Exercise
Scan the records for the string "your"; copy each line where it occurs.

-=-=-=-=-

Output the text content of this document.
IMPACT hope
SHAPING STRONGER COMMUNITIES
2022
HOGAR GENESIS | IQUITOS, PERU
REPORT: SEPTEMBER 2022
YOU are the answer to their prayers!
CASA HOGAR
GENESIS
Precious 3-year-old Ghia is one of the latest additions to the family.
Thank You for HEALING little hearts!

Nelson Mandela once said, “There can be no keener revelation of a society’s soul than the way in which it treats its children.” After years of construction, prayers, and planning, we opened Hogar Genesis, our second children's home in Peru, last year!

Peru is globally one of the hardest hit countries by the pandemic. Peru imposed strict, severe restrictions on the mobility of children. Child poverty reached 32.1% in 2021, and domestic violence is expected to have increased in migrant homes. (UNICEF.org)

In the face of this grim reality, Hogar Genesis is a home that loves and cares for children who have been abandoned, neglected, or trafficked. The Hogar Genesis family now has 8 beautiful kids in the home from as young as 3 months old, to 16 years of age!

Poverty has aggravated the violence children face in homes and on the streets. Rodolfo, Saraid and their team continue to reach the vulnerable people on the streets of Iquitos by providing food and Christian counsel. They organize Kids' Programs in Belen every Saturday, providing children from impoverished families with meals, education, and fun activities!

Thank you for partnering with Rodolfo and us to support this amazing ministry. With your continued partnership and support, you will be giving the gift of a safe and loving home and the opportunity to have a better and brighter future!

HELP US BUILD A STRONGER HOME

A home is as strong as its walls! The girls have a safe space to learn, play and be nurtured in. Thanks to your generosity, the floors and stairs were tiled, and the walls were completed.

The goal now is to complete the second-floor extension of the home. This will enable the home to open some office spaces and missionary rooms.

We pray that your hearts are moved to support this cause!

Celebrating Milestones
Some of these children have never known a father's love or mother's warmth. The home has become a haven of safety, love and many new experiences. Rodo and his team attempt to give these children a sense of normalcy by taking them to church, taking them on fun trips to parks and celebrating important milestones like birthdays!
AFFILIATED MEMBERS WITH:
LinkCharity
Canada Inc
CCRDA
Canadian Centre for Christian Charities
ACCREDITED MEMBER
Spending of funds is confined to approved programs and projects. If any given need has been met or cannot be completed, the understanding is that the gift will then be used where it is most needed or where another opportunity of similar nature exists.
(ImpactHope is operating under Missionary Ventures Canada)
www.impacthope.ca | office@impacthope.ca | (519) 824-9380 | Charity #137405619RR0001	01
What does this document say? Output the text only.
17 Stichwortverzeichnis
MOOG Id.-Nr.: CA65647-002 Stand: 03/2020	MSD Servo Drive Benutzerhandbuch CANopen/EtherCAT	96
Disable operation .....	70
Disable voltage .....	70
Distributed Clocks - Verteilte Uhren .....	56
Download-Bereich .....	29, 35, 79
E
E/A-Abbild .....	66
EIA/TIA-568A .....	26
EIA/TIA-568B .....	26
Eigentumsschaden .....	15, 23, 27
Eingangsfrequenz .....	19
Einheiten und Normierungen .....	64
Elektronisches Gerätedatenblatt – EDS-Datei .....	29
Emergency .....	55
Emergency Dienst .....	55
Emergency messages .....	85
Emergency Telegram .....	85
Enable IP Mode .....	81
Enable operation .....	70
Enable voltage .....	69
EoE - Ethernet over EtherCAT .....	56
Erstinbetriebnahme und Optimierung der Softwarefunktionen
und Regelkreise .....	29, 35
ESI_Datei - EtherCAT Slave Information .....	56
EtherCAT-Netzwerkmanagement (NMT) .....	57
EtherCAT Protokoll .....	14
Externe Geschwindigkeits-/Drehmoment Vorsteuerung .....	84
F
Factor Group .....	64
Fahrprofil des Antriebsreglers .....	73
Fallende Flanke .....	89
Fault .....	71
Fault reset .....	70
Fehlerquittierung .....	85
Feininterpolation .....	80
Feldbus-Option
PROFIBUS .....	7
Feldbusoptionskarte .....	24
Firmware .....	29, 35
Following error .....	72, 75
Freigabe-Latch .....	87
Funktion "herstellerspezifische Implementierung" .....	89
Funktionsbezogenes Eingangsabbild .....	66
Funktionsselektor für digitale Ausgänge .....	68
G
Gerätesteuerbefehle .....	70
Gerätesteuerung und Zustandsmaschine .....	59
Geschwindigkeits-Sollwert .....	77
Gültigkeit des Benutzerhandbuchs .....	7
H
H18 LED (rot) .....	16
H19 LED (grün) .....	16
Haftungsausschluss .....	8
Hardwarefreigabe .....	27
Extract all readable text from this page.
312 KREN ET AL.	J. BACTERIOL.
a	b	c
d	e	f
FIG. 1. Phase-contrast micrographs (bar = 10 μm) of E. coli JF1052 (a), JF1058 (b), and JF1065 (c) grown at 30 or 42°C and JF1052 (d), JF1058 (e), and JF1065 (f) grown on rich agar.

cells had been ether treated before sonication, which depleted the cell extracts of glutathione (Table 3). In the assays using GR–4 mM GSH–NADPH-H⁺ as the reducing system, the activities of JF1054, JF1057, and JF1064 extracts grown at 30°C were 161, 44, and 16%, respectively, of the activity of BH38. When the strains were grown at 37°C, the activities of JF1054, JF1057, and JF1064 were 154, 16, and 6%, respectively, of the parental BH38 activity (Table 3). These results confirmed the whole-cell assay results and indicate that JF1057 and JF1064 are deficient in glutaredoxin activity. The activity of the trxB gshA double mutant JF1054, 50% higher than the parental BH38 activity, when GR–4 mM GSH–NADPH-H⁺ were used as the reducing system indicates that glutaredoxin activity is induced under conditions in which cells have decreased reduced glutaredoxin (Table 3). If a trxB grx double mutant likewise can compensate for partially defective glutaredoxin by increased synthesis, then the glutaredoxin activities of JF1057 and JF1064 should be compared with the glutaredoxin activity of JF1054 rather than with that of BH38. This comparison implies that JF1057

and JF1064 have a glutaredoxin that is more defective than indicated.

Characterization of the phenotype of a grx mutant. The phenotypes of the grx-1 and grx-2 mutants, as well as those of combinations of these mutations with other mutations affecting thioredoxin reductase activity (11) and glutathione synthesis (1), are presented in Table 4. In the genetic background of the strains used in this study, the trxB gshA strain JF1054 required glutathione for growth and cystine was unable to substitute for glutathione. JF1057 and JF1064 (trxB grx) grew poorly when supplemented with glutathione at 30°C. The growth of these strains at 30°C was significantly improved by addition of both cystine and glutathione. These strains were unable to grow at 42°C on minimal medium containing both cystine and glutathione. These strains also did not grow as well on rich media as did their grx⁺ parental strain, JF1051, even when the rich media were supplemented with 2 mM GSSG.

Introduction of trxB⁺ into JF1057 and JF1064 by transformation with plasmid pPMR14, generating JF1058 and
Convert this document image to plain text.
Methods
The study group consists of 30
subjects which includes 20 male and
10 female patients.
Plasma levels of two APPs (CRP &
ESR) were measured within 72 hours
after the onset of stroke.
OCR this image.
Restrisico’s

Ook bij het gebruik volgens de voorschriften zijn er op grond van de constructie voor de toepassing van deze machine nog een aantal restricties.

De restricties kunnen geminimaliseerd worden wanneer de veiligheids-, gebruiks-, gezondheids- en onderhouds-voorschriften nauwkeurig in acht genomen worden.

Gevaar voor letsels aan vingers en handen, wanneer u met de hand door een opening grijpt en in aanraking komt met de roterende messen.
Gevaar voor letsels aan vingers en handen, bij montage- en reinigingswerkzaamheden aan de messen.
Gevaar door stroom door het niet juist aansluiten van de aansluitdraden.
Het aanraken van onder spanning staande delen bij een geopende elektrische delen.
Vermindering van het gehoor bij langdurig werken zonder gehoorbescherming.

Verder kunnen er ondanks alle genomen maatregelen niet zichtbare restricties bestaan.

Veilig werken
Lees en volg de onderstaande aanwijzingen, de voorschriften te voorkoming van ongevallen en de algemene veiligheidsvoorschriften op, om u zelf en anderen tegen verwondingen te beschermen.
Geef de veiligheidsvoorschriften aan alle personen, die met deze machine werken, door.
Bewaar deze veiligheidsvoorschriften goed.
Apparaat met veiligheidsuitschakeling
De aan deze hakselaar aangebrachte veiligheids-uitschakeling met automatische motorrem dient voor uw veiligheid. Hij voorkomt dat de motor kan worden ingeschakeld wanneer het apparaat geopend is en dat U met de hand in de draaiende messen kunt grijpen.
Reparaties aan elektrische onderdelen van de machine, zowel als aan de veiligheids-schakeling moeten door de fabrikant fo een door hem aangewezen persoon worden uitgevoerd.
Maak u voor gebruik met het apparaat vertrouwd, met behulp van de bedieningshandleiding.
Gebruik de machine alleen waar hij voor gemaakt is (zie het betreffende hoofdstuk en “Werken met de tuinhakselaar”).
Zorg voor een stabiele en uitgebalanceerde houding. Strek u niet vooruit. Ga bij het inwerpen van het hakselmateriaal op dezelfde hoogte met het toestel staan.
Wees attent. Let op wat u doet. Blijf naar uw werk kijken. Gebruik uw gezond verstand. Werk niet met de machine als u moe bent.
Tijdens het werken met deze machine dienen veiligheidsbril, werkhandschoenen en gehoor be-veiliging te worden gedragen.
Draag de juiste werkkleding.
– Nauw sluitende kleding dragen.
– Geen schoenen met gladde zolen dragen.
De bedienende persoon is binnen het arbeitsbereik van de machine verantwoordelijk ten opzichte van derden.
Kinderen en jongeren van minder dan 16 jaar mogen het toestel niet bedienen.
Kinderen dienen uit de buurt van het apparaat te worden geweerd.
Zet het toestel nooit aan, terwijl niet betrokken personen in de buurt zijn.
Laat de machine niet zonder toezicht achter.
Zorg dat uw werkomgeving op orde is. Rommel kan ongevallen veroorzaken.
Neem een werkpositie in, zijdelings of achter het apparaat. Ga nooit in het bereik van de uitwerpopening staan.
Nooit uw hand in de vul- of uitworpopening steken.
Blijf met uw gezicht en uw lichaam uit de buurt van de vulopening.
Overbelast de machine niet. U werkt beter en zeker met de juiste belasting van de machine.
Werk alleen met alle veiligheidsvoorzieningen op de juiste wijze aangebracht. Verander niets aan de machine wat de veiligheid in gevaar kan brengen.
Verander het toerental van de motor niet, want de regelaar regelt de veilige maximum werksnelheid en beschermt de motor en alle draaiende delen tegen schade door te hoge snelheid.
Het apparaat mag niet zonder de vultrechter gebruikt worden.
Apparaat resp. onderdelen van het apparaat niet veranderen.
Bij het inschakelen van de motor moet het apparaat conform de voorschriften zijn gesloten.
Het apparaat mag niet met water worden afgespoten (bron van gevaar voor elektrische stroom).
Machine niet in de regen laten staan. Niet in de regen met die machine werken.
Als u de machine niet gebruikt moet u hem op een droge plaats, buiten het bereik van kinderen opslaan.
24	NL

-=-=-=-=-

Reply to the exercise
Thank you for partnering with Rodolfo and us to support this amazing ministry. With your continued partnership and support, you will be giving the gift of a safe and loving home and the opportunity to have a better and brighter future!
A home is as strong as its walls! The girls have a safe space to learn, play and be nurtured in. Thanks to your generosity, the floors and stairs were tiled, and the walls were completed.
We pray that your hearts are moved to support this cause!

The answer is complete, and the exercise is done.